#### OBJECTIVE:
Write out each line word for word. Drop pictures.

-- BEGIN DATA EXTRACT --

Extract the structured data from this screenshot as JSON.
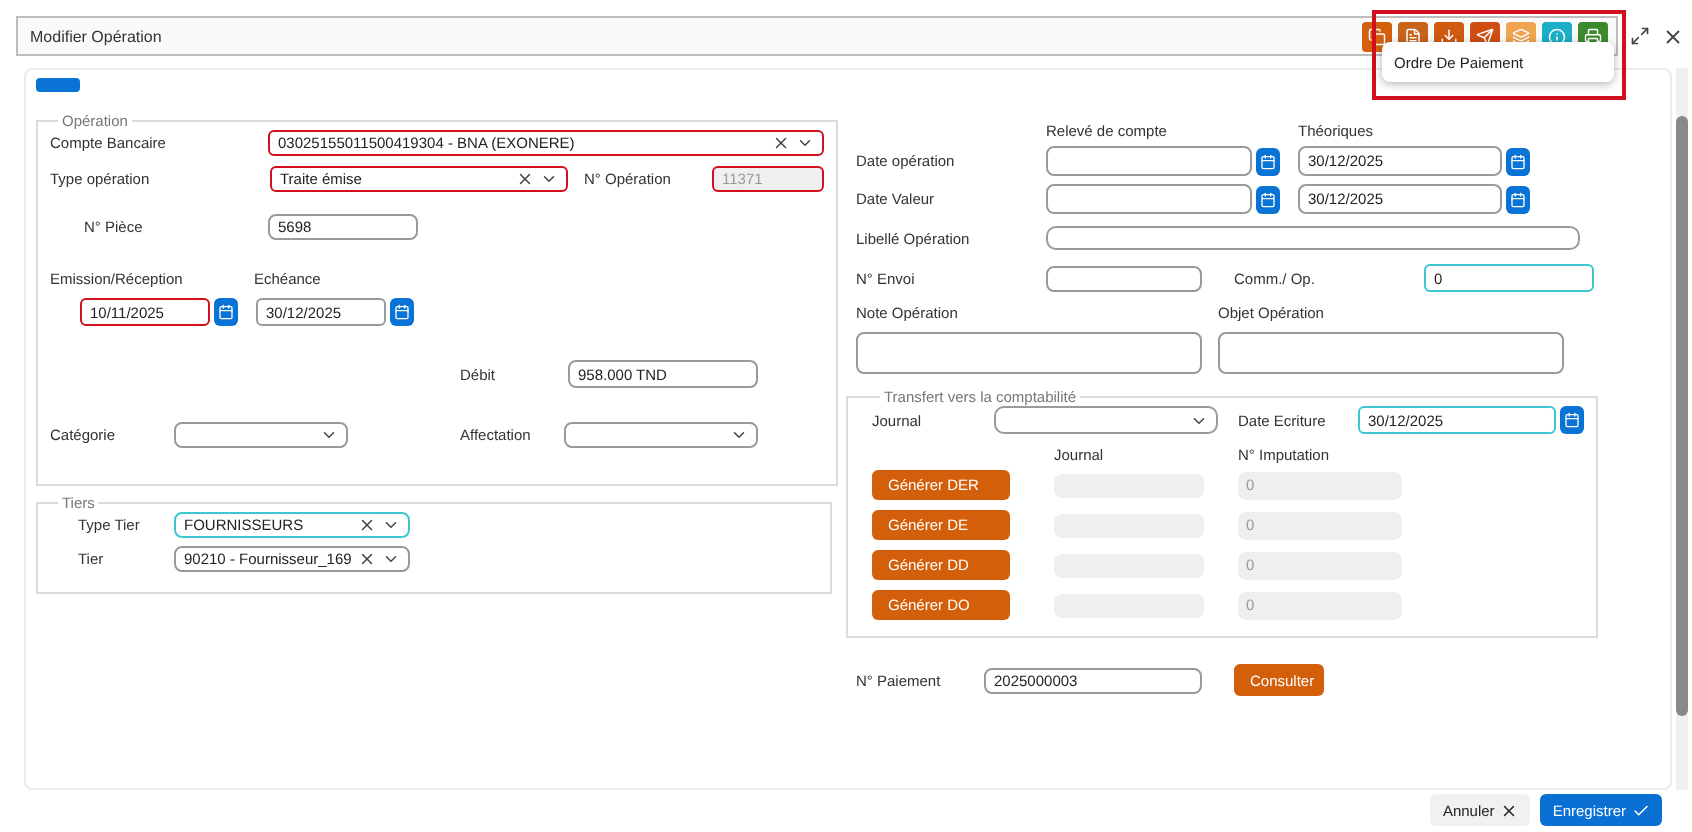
{
  "dialog": {
    "title": "Modifier Opération"
  },
  "toolbar": {
    "framed": true,
    "buttons": [
      {
        "color": "#d4600e"
      },
      {
        "color": "#c8631a"
      },
      {
        "color": "#d05a10"
      },
      {
        "color": "#cf4f12"
      },
      {
        "color": "#f0a451"
      },
      {
        "color": "#1aafc6"
      },
      {
        "color": "#3d8a2c"
      }
    ],
    "menu": {
      "items": [
        "Ordre De Paiement"
      ]
    }
  },
  "tabs": [
    {
      "selected": true
    }
  ],
  "operation": {
    "legend": "Opération",
    "compte_bancaire": {
      "label": "Compte Bancaire",
      "value": "03025155011500419304 - BNA (EXONERE)",
      "invalid": true
    },
    "type_operation": {
      "label": "Type opération",
      "value": "Traite émise",
      "invalid": true
    },
    "n_operation": {
      "label": "N° Opération",
      "value": "11371",
      "invalid": true,
      "disabled": true
    },
    "n_piece": {
      "label": "N° Pièce",
      "value": "5698"
    },
    "emission": {
      "label": "Emission/Réception",
      "value": "10/11/2025",
      "invalid": true
    },
    "echeance": {
      "label": "Echéance",
      "value": "30/12/2025"
    },
    "debit": {
      "label": "Débit",
      "value": "958.000 TND"
    },
    "categorie": {
      "label": "Catégorie"
    },
    "affectation": {
      "label": "Affectation"
    }
  },
  "tiers": {
    "legend": "Tiers",
    "type_tier": {
      "label": "Type Tier",
      "value": "FOURNISSEURS",
      "focused": true
    },
    "tier": {
      "label": "Tier",
      "value": "90210 - Fournisseur_169"
    }
  },
  "dates": {
    "releve_header": "Relevé de compte",
    "theoriques_header": "Théoriques",
    "rows": [
      {
        "label": "Date opération",
        "releve": {},
        "theorique": {
          "value": "30/12/2025"
        }
      },
      {
        "label": "Date Valeur",
        "releve": {},
        "theorique": {
          "value": "30/12/2025"
        }
      }
    ]
  },
  "libelle": {
    "label": "Libellé Opération"
  },
  "n_envoi": {
    "label": "N° Envoi"
  },
  "comm": {
    "label": "Comm./ Op.",
    "value": "0",
    "focused": true
  },
  "note": {
    "label": "Note Opération"
  },
  "objet": {
    "label": "Objet Opération"
  },
  "transfert": {
    "legend": "Transfert vers la comptabilité",
    "journal": {
      "label": "Journal"
    },
    "date_ecriture": {
      "label": "Date Ecriture",
      "value": "30/12/2025",
      "focused": true
    },
    "col_journal": "Journal",
    "col_imputation": "N° Imputation",
    "rows": [
      {
        "button": "Générer DER",
        "imputation": "0"
      },
      {
        "button": "Générer DE",
        "imputation": "0"
      },
      {
        "button": "Générer DD",
        "imputation": "0"
      },
      {
        "button": "Générer DO",
        "imputation": "0"
      }
    ]
  },
  "paiement": {
    "label": "N° Paiement",
    "value": "2025000003",
    "button": "Consulter"
  },
  "footer": {
    "cancel": "Annuler",
    "save": "Enregistrer"
  }
}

-- END DATA EXTRACT --

#### EXERCISE OUTPUT:
Extract the structured data from this screenshot as JSON.
{
  "dialog": {
    "title": "Modifier Opération"
  },
  "toolbar": {
    "framed": true,
    "buttons": [
      {
        "color": "#d4600e"
      },
      {
        "color": "#c8631a"
      },
      {
        "color": "#d05a10"
      },
      {
        "color": "#cf4f12"
      },
      {
        "color": "#f0a451"
      },
      {
        "color": "#1aafc6"
      },
      {
        "color": "#3d8a2c"
      }
    ],
    "menu": {
      "items": [
        "Ordre De Paiement"
      ]
    }
  },
  "tabs": [
    {
      "selected": true
    }
  ],
  "operation": {
    "legend": "Opération",
    "compte_bancaire": {
      "label": "Compte Bancaire",
      "value": "03025155011500419304 - BNA (EXONERE)",
      "invalid": true
    },
    "type_operation": {
      "label": "Type opération",
      "value": "Traite émise",
      "invalid": true
    },
    "n_operation": {
      "label": "N° Opération",
      "value": "11371",
      "invalid": true,
      "disabled": true
    },
    "n_piece": {
      "label": "N° Pièce",
      "value": "5698"
    },
    "emission": {
      "label": "Emission/Réception",
      "value": "10/11/2025",
      "invalid": true
    },
    "echeance": {
      "label": "Echéance",
      "value": "30/12/2025"
    },
    "debit": {
      "label": "Débit",
      "value": "958.000 TND"
    },
    "categorie": {
      "label": "Catégorie"
    },
    "affectation": {
      "label": "Affectation"
    }
  },
  "tiers": {
    "legend": "Tiers",
    "type_tier": {
      "label": "Type Tier",
      "value": "FOURNISSEURS",
      "focused": true
    },
    "tier": {
      "label": "Tier",
      "value": "90210 - Fournisseur_169"
    }
  },
  "dates": {
    "releve_header": "Relevé de compte",
    "theoriques_header": "Théoriques",
    "rows": [
      {
        "label": "Date opération",
        "releve": {},
        "theorique": {
          "value": "30/12/2025"
        }
      },
      {
        "label": "Date Valeur",
        "releve": {},
        "theorique": {
          "value": "30/12/2025"
        }
      }
    ]
  },
  "libelle": {
    "label": "Libellé Opération"
  },
  "n_envoi": {
    "label": "N° Envoi"
  },
  "comm": {
    "label": "Comm./ Op.",
    "value": "0",
    "focused": true
  },
  "note": {
    "label": "Note Opération"
  },
  "objet": {
    "label": "Objet Opération"
  },
  "transfert": {
    "legend": "Transfert vers la comptabilité",
    "journal": {
      "label": "Journal"
    },
    "date_ecriture": {
      "label": "Date Ecriture",
      "value": "30/12/2025",
      "focused": true
    },
    "col_journal": "Journal",
    "col_imputation": "N° Imputation",
    "rows": [
      {
        "button": "Générer DER",
        "imputation": "0"
      },
      {
        "button": "Générer DE",
        "imputation": "0"
      },
      {
        "button": "Générer DD",
        "imputation": "0"
      },
      {
        "button": "Générer DO",
        "imputation": "0"
      }
    ]
  },
  "paiement": {
    "label": "N° Paiement",
    "value": "2025000003",
    "button": "Consulter"
  },
  "footer": {
    "cancel": "Annuler",
    "save": "Enregistrer"
  }
}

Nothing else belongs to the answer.